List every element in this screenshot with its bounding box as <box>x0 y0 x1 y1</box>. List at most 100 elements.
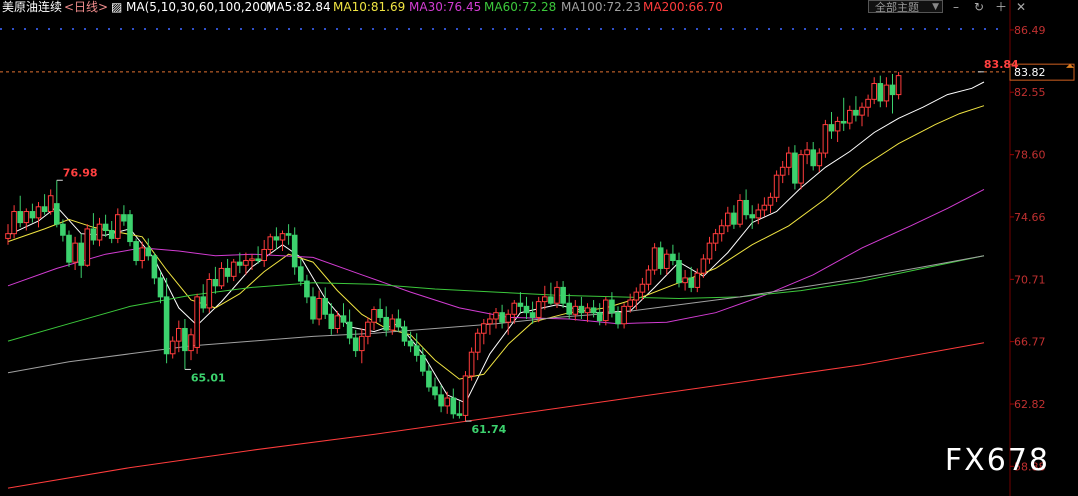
candle[interactable] <box>133 238 139 266</box>
candle[interactable] <box>651 243 658 275</box>
candle[interactable] <box>847 105 853 130</box>
candle[interactable] <box>657 241 664 275</box>
candle[interactable] <box>438 385 444 413</box>
candle[interactable] <box>517 292 524 313</box>
candle[interactable] <box>169 336 176 359</box>
candle[interactable] <box>859 102 865 127</box>
candle[interactable] <box>5 224 11 245</box>
candle[interactable] <box>66 230 72 267</box>
candle[interactable] <box>584 303 591 323</box>
candle[interactable] <box>200 284 206 313</box>
candle[interactable] <box>11 205 17 239</box>
candle[interactable] <box>542 285 548 310</box>
candle[interactable] <box>792 145 798 190</box>
candle[interactable] <box>468 347 475 381</box>
candle[interactable] <box>72 236 78 271</box>
candle[interactable] <box>853 96 859 122</box>
candle[interactable] <box>285 224 292 245</box>
candle[interactable] <box>773 170 780 203</box>
candle[interactable] <box>877 75 884 108</box>
candle[interactable] <box>456 401 463 419</box>
candlestick-chart[interactable]: 86.4982.5578.6074.6670.7166.7762.8258.88… <box>0 0 1078 496</box>
candle[interactable] <box>548 282 554 305</box>
candle[interactable] <box>493 307 499 329</box>
candle[interactable] <box>224 258 231 283</box>
candle[interactable] <box>194 293 200 354</box>
candle[interactable] <box>346 309 353 345</box>
candle[interactable] <box>670 244 676 266</box>
candle[interactable] <box>426 364 432 392</box>
candle[interactable] <box>29 203 36 223</box>
candle[interactable] <box>17 195 23 228</box>
candle[interactable] <box>798 149 804 190</box>
candle[interactable] <box>816 148 823 173</box>
candle[interactable] <box>432 377 438 400</box>
candle[interactable] <box>731 205 737 229</box>
candle[interactable] <box>664 249 670 275</box>
candle[interactable] <box>682 270 688 291</box>
candle[interactable] <box>182 319 188 370</box>
candle[interactable] <box>261 239 267 267</box>
candle[interactable] <box>871 77 878 105</box>
candle[interactable] <box>481 319 487 345</box>
candle[interactable] <box>645 265 652 291</box>
candle[interactable] <box>566 293 573 320</box>
candle[interactable] <box>706 236 713 264</box>
candle[interactable] <box>621 303 627 329</box>
candle[interactable] <box>151 252 158 285</box>
candle[interactable] <box>47 189 54 215</box>
candle[interactable] <box>371 306 377 331</box>
candle[interactable] <box>499 304 505 329</box>
candle[interactable] <box>712 228 719 252</box>
candle[interactable] <box>603 296 609 326</box>
candle[interactable] <box>218 262 225 289</box>
candle[interactable] <box>572 300 579 321</box>
candle[interactable] <box>230 258 237 282</box>
candle[interactable] <box>340 303 347 327</box>
candle[interactable] <box>267 233 274 255</box>
candle[interactable] <box>560 281 566 308</box>
candle[interactable] <box>718 219 725 242</box>
candle[interactable] <box>237 252 243 274</box>
candle[interactable] <box>157 271 164 304</box>
candle[interactable] <box>840 97 847 131</box>
candle[interactable] <box>889 74 896 114</box>
candle[interactable] <box>78 233 85 278</box>
candle[interactable] <box>298 258 304 286</box>
candle[interactable] <box>291 227 298 275</box>
candle[interactable] <box>96 217 103 247</box>
candle[interactable] <box>883 77 890 108</box>
candle[interactable] <box>249 254 255 271</box>
candle[interactable] <box>322 287 328 320</box>
candle[interactable] <box>90 213 97 245</box>
candle[interactable] <box>35 202 42 228</box>
candle[interactable] <box>737 194 743 228</box>
candle[interactable] <box>212 266 219 294</box>
candle[interactable] <box>108 221 115 244</box>
candle[interactable] <box>121 205 127 226</box>
candle[interactable] <box>615 306 621 329</box>
candle[interactable] <box>279 230 286 252</box>
candle[interactable] <box>834 116 841 143</box>
candle[interactable] <box>310 287 316 324</box>
candle[interactable] <box>401 320 408 346</box>
candle[interactable] <box>554 281 560 308</box>
candle[interactable] <box>41 194 48 215</box>
candle[interactable] <box>487 312 493 335</box>
candle[interactable] <box>102 214 109 237</box>
candle[interactable] <box>413 333 420 362</box>
candle[interactable] <box>810 142 817 171</box>
candle[interactable] <box>725 206 731 233</box>
candle[interactable] <box>377 298 383 323</box>
candle[interactable] <box>523 296 530 320</box>
candle[interactable] <box>365 317 371 345</box>
candle[interactable] <box>273 227 280 250</box>
candle[interactable] <box>828 111 835 139</box>
candle[interactable] <box>316 290 322 326</box>
candle[interactable] <box>450 388 457 419</box>
candle[interactable] <box>462 371 469 422</box>
candle[interactable] <box>767 192 774 214</box>
candle[interactable] <box>127 209 133 247</box>
candle[interactable] <box>743 189 749 220</box>
candle[interactable] <box>865 94 871 117</box>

════════

**Short problem**
Pick out every line in the data above that contains the word "most", and copy each one.

**Written solution**
List every element in this screenshot with its bounding box as <box>x0 y0 x1 y1</box>. List at most 100 elements.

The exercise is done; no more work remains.